Dataset content —
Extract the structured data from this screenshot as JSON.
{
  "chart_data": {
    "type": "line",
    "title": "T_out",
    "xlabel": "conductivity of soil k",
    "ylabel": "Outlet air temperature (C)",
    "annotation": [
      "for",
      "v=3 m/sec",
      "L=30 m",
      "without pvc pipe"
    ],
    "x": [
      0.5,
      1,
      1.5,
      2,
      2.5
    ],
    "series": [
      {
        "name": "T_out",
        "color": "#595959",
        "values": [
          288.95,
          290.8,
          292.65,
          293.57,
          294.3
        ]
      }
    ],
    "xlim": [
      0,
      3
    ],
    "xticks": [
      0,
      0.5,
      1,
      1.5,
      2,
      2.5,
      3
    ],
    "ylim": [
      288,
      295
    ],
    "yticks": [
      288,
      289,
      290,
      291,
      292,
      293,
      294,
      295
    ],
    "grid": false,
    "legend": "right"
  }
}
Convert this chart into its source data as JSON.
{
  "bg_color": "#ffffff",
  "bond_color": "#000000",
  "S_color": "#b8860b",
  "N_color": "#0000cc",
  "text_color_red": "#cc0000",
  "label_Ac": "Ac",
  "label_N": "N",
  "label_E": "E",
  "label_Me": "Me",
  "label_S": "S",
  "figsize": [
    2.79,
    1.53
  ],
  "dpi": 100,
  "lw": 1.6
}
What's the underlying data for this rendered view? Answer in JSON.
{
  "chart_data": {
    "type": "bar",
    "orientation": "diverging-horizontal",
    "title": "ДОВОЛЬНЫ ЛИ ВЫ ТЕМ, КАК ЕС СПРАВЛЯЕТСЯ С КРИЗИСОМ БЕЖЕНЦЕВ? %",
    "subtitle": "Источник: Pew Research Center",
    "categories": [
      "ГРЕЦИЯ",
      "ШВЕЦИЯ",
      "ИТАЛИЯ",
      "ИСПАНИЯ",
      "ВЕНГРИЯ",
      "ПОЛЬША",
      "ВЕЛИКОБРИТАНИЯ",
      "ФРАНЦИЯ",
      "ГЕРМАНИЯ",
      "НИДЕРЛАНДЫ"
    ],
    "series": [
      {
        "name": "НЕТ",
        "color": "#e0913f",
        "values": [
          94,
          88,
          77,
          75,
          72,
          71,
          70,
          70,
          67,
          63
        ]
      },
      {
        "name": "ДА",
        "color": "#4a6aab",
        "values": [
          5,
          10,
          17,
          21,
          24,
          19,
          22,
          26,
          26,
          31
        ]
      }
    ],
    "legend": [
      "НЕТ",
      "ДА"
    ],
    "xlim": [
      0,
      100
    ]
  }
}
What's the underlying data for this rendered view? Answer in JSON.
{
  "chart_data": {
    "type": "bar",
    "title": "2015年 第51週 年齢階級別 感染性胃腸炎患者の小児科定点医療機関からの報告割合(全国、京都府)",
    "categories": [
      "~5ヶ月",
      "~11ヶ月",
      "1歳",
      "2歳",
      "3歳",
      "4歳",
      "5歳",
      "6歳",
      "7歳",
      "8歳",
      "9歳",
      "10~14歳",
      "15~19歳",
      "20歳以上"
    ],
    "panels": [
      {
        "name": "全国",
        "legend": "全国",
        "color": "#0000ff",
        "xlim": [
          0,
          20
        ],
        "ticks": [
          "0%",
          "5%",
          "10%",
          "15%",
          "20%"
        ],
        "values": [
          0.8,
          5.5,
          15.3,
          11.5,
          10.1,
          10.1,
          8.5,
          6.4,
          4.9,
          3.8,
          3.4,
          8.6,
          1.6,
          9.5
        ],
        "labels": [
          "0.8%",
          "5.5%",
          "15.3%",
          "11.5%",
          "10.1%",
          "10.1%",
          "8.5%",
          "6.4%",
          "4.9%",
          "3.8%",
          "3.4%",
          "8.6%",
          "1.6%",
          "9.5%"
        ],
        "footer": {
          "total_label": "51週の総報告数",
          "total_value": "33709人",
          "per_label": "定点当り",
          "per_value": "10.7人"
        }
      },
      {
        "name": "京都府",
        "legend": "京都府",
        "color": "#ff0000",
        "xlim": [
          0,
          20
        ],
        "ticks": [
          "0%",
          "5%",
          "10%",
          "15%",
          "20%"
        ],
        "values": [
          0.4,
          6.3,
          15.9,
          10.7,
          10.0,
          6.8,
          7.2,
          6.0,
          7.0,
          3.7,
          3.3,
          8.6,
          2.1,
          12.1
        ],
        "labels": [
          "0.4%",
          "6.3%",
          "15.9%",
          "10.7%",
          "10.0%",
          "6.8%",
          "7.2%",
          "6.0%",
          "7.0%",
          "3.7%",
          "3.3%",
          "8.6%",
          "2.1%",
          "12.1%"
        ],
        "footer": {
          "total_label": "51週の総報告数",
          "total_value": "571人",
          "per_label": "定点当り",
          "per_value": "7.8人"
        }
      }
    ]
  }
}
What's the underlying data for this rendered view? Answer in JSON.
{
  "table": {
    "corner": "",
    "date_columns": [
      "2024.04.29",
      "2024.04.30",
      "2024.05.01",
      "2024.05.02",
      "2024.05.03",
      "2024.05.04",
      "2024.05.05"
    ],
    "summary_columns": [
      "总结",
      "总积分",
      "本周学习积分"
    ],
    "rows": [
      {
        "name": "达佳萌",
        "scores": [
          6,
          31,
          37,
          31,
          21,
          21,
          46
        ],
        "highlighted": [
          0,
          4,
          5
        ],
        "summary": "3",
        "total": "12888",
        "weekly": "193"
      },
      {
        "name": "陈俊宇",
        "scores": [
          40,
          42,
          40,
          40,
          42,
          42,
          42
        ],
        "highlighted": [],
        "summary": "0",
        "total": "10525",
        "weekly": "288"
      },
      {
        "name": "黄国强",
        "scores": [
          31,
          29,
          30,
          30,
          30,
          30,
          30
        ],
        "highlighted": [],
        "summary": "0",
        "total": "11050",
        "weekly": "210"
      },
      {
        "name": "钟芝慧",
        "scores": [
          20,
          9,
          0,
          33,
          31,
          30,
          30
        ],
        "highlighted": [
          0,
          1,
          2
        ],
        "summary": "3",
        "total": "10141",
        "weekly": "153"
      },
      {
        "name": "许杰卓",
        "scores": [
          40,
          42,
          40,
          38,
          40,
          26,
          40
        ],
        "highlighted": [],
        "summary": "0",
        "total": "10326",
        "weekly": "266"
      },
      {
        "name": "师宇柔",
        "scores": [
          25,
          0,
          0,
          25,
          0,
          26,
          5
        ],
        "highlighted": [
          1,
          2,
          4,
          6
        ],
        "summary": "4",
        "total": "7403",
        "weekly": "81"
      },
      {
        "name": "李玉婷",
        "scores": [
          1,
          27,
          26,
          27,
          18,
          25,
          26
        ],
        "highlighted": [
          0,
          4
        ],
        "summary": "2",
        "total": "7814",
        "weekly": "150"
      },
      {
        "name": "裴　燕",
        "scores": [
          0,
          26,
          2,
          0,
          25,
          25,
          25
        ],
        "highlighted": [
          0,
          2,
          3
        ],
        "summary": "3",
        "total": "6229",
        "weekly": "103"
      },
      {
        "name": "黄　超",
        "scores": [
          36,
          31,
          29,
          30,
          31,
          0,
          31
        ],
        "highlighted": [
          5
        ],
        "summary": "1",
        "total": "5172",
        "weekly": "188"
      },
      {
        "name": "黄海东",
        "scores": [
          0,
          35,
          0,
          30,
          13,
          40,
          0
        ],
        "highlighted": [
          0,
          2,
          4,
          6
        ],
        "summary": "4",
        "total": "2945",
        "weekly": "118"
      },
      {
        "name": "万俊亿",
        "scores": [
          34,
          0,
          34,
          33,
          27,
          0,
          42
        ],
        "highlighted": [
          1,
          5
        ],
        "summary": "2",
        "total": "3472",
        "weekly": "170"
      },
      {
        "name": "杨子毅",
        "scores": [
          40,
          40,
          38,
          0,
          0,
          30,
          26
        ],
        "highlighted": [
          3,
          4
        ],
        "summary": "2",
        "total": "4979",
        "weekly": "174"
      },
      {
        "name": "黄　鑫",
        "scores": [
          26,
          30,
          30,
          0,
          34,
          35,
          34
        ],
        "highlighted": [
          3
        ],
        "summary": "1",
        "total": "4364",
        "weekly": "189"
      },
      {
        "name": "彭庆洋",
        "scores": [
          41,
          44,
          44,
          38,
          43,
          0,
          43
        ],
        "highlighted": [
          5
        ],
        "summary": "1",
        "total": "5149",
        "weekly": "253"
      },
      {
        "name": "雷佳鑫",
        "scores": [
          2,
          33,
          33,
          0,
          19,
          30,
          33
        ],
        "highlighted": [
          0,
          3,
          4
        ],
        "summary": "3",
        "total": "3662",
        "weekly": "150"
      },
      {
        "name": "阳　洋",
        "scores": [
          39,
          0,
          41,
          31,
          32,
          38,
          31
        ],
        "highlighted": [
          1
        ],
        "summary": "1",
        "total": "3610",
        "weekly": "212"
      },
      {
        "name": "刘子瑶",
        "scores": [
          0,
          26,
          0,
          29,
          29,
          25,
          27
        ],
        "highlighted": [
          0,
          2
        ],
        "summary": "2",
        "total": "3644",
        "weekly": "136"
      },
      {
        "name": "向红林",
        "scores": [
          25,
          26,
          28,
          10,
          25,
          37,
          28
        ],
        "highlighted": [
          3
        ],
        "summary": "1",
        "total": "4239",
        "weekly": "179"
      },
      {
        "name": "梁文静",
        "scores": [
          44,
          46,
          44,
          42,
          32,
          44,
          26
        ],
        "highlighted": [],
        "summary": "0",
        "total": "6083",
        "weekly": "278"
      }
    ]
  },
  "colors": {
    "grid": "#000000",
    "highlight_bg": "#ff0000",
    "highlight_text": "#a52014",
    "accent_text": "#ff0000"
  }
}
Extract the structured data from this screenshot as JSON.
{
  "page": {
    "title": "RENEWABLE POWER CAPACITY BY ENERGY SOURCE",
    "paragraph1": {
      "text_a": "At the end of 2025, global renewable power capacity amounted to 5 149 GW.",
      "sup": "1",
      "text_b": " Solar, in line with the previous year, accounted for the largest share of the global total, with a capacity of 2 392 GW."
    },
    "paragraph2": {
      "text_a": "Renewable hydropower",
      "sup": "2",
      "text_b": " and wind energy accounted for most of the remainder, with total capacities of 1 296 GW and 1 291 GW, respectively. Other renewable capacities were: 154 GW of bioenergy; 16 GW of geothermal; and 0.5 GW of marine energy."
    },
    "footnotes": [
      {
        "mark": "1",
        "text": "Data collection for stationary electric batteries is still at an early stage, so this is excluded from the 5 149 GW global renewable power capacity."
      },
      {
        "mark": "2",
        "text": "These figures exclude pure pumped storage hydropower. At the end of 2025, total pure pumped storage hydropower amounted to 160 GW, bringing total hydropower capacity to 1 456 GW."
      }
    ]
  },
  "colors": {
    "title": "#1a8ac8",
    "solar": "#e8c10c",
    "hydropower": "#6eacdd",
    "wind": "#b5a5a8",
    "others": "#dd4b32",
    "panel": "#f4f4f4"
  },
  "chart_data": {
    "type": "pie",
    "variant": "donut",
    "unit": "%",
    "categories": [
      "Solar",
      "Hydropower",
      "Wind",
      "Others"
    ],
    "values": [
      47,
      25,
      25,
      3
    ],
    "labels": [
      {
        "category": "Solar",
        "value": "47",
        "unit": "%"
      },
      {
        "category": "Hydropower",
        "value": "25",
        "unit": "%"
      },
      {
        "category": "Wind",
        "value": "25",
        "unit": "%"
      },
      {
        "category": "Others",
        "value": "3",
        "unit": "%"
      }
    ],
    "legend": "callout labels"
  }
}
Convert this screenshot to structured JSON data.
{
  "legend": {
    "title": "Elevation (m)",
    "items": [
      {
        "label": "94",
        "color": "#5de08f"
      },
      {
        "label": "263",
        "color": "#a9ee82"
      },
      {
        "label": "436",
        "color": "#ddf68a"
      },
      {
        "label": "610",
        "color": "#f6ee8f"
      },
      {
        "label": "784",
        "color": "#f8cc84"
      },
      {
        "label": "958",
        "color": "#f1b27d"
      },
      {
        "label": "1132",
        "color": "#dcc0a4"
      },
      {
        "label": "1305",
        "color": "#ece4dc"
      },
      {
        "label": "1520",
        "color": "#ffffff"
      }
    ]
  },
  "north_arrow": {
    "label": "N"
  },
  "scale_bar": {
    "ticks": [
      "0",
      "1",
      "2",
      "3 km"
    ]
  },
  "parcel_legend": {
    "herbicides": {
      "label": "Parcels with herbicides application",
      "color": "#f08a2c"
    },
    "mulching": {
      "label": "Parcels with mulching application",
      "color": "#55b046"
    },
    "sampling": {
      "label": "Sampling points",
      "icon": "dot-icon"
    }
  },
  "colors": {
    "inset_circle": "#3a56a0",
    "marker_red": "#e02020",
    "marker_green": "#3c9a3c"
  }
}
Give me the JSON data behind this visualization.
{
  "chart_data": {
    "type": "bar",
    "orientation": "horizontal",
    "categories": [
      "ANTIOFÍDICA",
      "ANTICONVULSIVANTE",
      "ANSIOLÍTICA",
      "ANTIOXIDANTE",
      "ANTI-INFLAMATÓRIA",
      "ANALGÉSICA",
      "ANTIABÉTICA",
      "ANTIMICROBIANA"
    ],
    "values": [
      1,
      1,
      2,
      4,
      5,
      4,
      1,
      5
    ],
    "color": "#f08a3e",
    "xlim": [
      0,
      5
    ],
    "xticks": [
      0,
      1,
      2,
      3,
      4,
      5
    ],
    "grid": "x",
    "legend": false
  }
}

Exercise details — Copy all lines from the material that hold "Parcels".

Worked solution —
      "label": "Parcels with herbicides application",
      "label": "Parcels with mulching application",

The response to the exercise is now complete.